Every line below should be copied exactly; drop the pictures.
══ DATA FOR THIS EXERCISE ══
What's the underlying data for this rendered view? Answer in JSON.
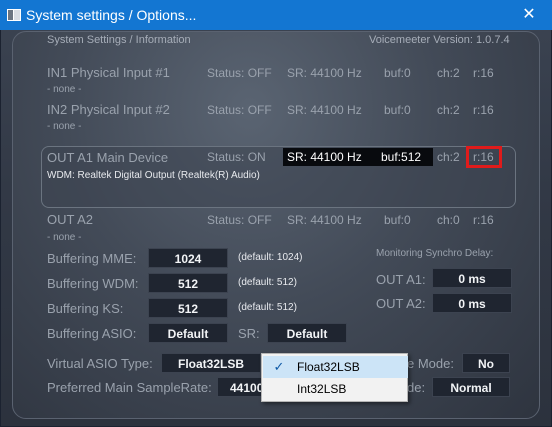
{
  "window": {
    "title": "System settings / Options...",
    "close_glyph": "✕"
  },
  "header": {
    "left": "System Settings / Information",
    "right": "Voicemeeter Version: 1.0.7.4"
  },
  "in1": {
    "name": "IN1 Physical Input #1",
    "device": "- none -",
    "status": "Status: OFF",
    "sr": "SR: 44100 Hz",
    "buf": "buf:0",
    "ch": "ch:2",
    "r": "r:16"
  },
  "in2": {
    "name": "IN2 Physical Input #2",
    "device": "- none -",
    "status": "Status: OFF",
    "sr": "SR: 44100 Hz",
    "buf": "buf:0",
    "ch": "ch:2",
    "r": "r:16"
  },
  "outa1": {
    "name": "OUT A1 Main Device",
    "device": "WDM: Realtek Digital Output (Realtek(R) Audio)",
    "status": "Status: ON",
    "sr": "SR: 44100 Hz",
    "buf": "buf:512",
    "ch": "ch:2",
    "r": "r:16"
  },
  "outa2": {
    "name": "OUT A2",
    "device": "- none -",
    "status": "Status: OFF",
    "sr": "SR: 44100 Hz",
    "buf": "buf:0",
    "ch": "ch:0",
    "r": "r:16"
  },
  "buffering": {
    "mme": {
      "label": "Buffering MME:",
      "value": "1024",
      "default": "(default: 1024)"
    },
    "wdm": {
      "label": "Buffering WDM:",
      "value": "512",
      "default": "(default: 512)"
    },
    "ks": {
      "label": "Buffering KS:",
      "value": "512",
      "default": "(default: 512)"
    },
    "asio": {
      "label": "Buffering ASIO:",
      "value": "Default",
      "sr_label": "SR:",
      "sr_value": "Default"
    }
  },
  "monitoring": {
    "title": "Monitoring Synchro Delay:",
    "a1": {
      "label": "OUT A1:",
      "value": "0 ms"
    },
    "a2": {
      "label": "OUT A2:",
      "value": "0 ms"
    }
  },
  "virtual_asio": {
    "label": "Virtual ASIO Type:",
    "value": "Float32LSB"
  },
  "samplerate": {
    "label": "Preferred Main SampleRate:",
    "value": "44100"
  },
  "right_rows": {
    "mode1": {
      "label": "e Mode:",
      "value": "No"
    },
    "mode2": {
      "label": "de:",
      "value": "Normal"
    }
  },
  "dropdown": {
    "items": [
      {
        "label": "Float32LSB",
        "checked": true
      },
      {
        "label": "Int32LSB",
        "checked": false
      }
    ],
    "check_glyph": "✓"
  }
}
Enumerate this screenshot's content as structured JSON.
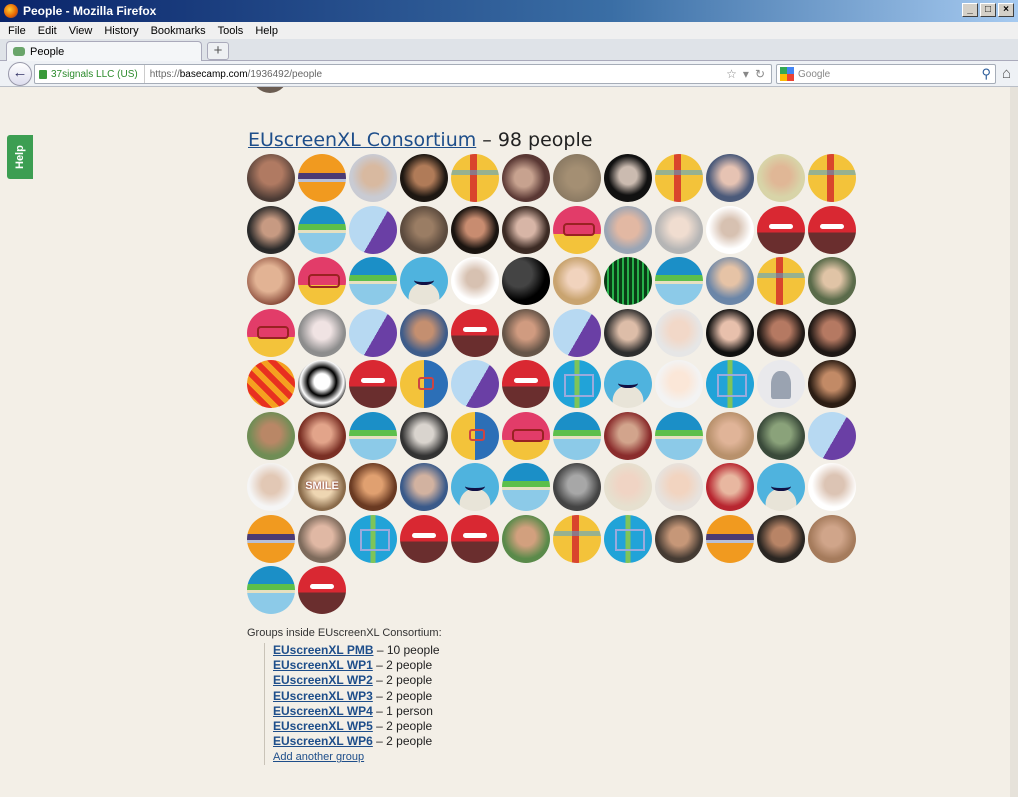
{
  "window": {
    "title": "People - Mozilla Firefox"
  },
  "menu": [
    "File",
    "Edit",
    "View",
    "History",
    "Bookmarks",
    "Tools",
    "Help"
  ],
  "tab": {
    "label": "People"
  },
  "addressbar": {
    "identity": "37signals LLC (US)",
    "url_prefix": "https://",
    "url_domain": "basecamp.com",
    "url_path": "/1936492/people"
  },
  "search": {
    "placeholder": "Google"
  },
  "help_tab": "Help",
  "group": {
    "name": "EUscreenXL Consortium",
    "count_text": " – 98 people"
  },
  "avatars": [
    "p1",
    "orange",
    "p2",
    "p3",
    "yellowline",
    "p4",
    "p5",
    "p6",
    "yellowline",
    "p7",
    "p8",
    "yellowline",
    "p9",
    "ufo",
    "lightpurple",
    "p10",
    "p11",
    "p12",
    "pinkglasses",
    "p13",
    "p14",
    "p16",
    "redsmile",
    "redsmile",
    "p15",
    "pinkglasses",
    "ufo",
    "bluesmile",
    "p16",
    "p17",
    "p18",
    "p19",
    "ufo",
    "p20",
    "yellowline",
    "p21",
    "pinkglasses",
    "p22",
    "lightpurple",
    "p23",
    "redsmile",
    "p24",
    "lightpurple",
    "p25",
    "p26",
    "p27",
    "p28",
    "p28",
    "p29",
    "p30",
    "redsmile",
    "halfblue",
    "lightpurple",
    "redsmile",
    "blueboxes",
    "bluesmile",
    "p31",
    "blueboxes",
    "silhouette",
    "p32",
    "p33",
    "p34",
    "ufo",
    "p35",
    "halfblue",
    "pinkglasses",
    "ufo",
    "p36",
    "ufo",
    "p37",
    "p38",
    "lightpurple",
    "p39",
    "smile",
    "p41",
    "p42",
    "bluesmile",
    "ufo",
    "p43",
    "p44",
    "p45",
    "p46",
    "bluesmile",
    "p47",
    "orange",
    "p48",
    "blueboxes",
    "redsmile",
    "redsmile",
    "p49",
    "yellowline",
    "blueboxes",
    "p50",
    "orange",
    "p51",
    "p52",
    "ufo",
    "redsmile"
  ],
  "smile_text": "SMILE",
  "groups_inside_title": "Groups inside EUscreenXL Consortium:",
  "subgroups": [
    {
      "name": "EUscreenXL PMB",
      "count": " – 10 people"
    },
    {
      "name": "EUscreenXL WP1",
      "count": " – 2 people"
    },
    {
      "name": "EUscreenXL WP2",
      "count": " – 2 people"
    },
    {
      "name": "EUscreenXL WP3",
      "count": " – 2 people"
    },
    {
      "name": "EUscreenXL WP4",
      "count": " – 1 person"
    },
    {
      "name": "EUscreenXL WP5",
      "count": " – 2 people"
    },
    {
      "name": "EUscreenXL WP6",
      "count": " – 2 people"
    }
  ],
  "add_group_label": "Add another group"
}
═══
**EXERCISE SOLUTION**
What's the underlying data for this rendered view? Answer in JSON.
{
  "window": {
    "title": "System settings / Options...",
    "close_glyph": "✕"
  },
  "header": {
    "left": "System Settings / Information",
    "right": "Voicemeeter Version: 1.0.7.4"
  },
  "in1": {
    "name": "IN1 Physical Input #1",
    "device": "- none -",
    "status": "Status: OFF",
    "sr": "SR: 44100 Hz",
    "buf": "buf:0",
    "ch": "ch:2",
    "r": "r:16"
  },
  "in2": {
    "name": "IN2 Physical Input #2",
    "device": "- none -",
    "status": "Status: OFF",
    "sr": "SR: 44100 Hz",
    "buf": "buf:0",
    "ch": "ch:2",
    "r": "r:16"
  },
  "outa1": {
    "name": "OUT A1 Main Device",
    "device": "WDM: Realtek Digital Output (Realtek(R) Audio)",
    "status": "Status: ON",
    "sr": "SR: 44100 Hz",
    "buf": "buf:512",
    "ch": "ch:2",
    "r": "r:16"
  },
  "outa2": {
    "name": "OUT A2",
    "device": "- none -",
    "status": "Status: OFF",
    "sr": "SR: 44100 Hz",
    "buf": "buf:0",
    "ch": "ch:0",
    "r": "r:16"
  },
  "buffering": {
    "mme": {
      "label": "Buffering MME:",
      "value": "1024",
      "default": "(default: 1024)"
    },
    "wdm": {
      "label": "Buffering WDM:",
      "value": "512",
      "default": "(default: 512)"
    },
    "ks": {
      "label": "Buffering KS:",
      "value": "512",
      "default": "(default: 512)"
    },
    "asio": {
      "label": "Buffering ASIO:",
      "value": "Default",
      "sr_label": "SR:",
      "sr_value": "Default"
    }
  },
  "monitoring": {
    "title": "Monitoring Synchro Delay:",
    "a1": {
      "label": "OUT A1:",
      "value": "0 ms"
    },
    "a2": {
      "label": "OUT A2:",
      "value": "0 ms"
    }
  },
  "virtual_asio": {
    "label": "Virtual ASIO Type:",
    "value": "Float32LSB"
  },
  "samplerate": {
    "label": "Preferred Main SampleRate:",
    "value": "44100"
  },
  "right_rows": {
    "mode1": {
      "label": "e Mode:",
      "value": "No"
    },
    "mode2": {
      "label": "de:",
      "value": "Normal"
    }
  },
  "dropdown": {
    "items": [
      {
        "label": "Float32LSB",
        "checked": true
      },
      {
        "label": "Int32LSB",
        "checked": false
      }
    ],
    "check_glyph": "✓"
  }
}
Enumerate this screenshot's content as structured JSON.
{
  "window": {
    "title": "People - Mozilla Firefox"
  },
  "menu": [
    "File",
    "Edit",
    "View",
    "History",
    "Bookmarks",
    "Tools",
    "Help"
  ],
  "tab": {
    "label": "People"
  },
  "addressbar": {
    "identity": "37signals LLC (US)",
    "url_prefix": "https://",
    "url_domain": "basecamp.com",
    "url_path": "/1936492/people"
  },
  "search": {
    "placeholder": "Google"
  },
  "help_tab": "Help",
  "group": {
    "name": "EUscreenXL Consortium",
    "count_text": " – 98 people"
  },
  "avatars": [
    "p1",
    "orange",
    "p2",
    "p3",
    "yellowline",
    "p4",
    "p5",
    "p6",
    "yellowline",
    "p7",
    "p8",
    "yellowline",
    "p9",
    "ufo",
    "lightpurple",
    "p10",
    "p11",
    "p12",
    "pinkglasses",
    "p13",
    "p14",
    "p16",
    "redsmile",
    "redsmile",
    "p15",
    "pinkglasses",
    "ufo",
    "bluesmile",
    "p16",
    "p17",
    "p18",
    "p19",
    "ufo",
    "p20",
    "yellowline",
    "p21",
    "pinkglasses",
    "p22",
    "lightpurple",
    "p23",
    "redsmile",
    "p24",
    "lightpurple",
    "p25",
    "p26",
    "p27",
    "p28",
    "p28",
    "p29",
    "p30",
    "redsmile",
    "halfblue",
    "lightpurple",
    "redsmile",
    "blueboxes",
    "bluesmile",
    "p31",
    "blueboxes",
    "silhouette",
    "p32",
    "p33",
    "p34",
    "ufo",
    "p35",
    "halfblue",
    "pinkglasses",
    "ufo",
    "p36",
    "ufo",
    "p37",
    "p38",
    "lightpurple",
    "p39",
    "smile",
    "p41",
    "p42",
    "bluesmile",
    "ufo",
    "p43",
    "p44",
    "p45",
    "p46",
    "bluesmile",
    "p47",
    "orange",
    "p48",
    "blueboxes",
    "redsmile",
    "redsmile",
    "p49",
    "yellowline",
    "blueboxes",
    "p50",
    "orange",
    "p51",
    "p52",
    "ufo",
    "redsmile"
  ],
  "smile_text": "SMILE",
  "groups_inside_title": "Groups inside EUscreenXL Consortium:",
  "subgroups": [
    {
      "name": "EUscreenXL PMB",
      "count": " – 10 people"
    },
    {
      "name": "EUscreenXL WP1",
      "count": " – 2 people"
    },
    {
      "name": "EUscreenXL WP2",
      "count": " – 2 people"
    },
    {
      "name": "EUscreenXL WP3",
      "count": " – 2 people"
    },
    {
      "name": "EUscreenXL WP4",
      "count": " – 1 person"
    },
    {
      "name": "EUscreenXL WP5",
      "count": " – 2 people"
    },
    {
      "name": "EUscreenXL WP6",
      "count": " – 2 people"
    }
  ],
  "add_group_label": "Add another group"
}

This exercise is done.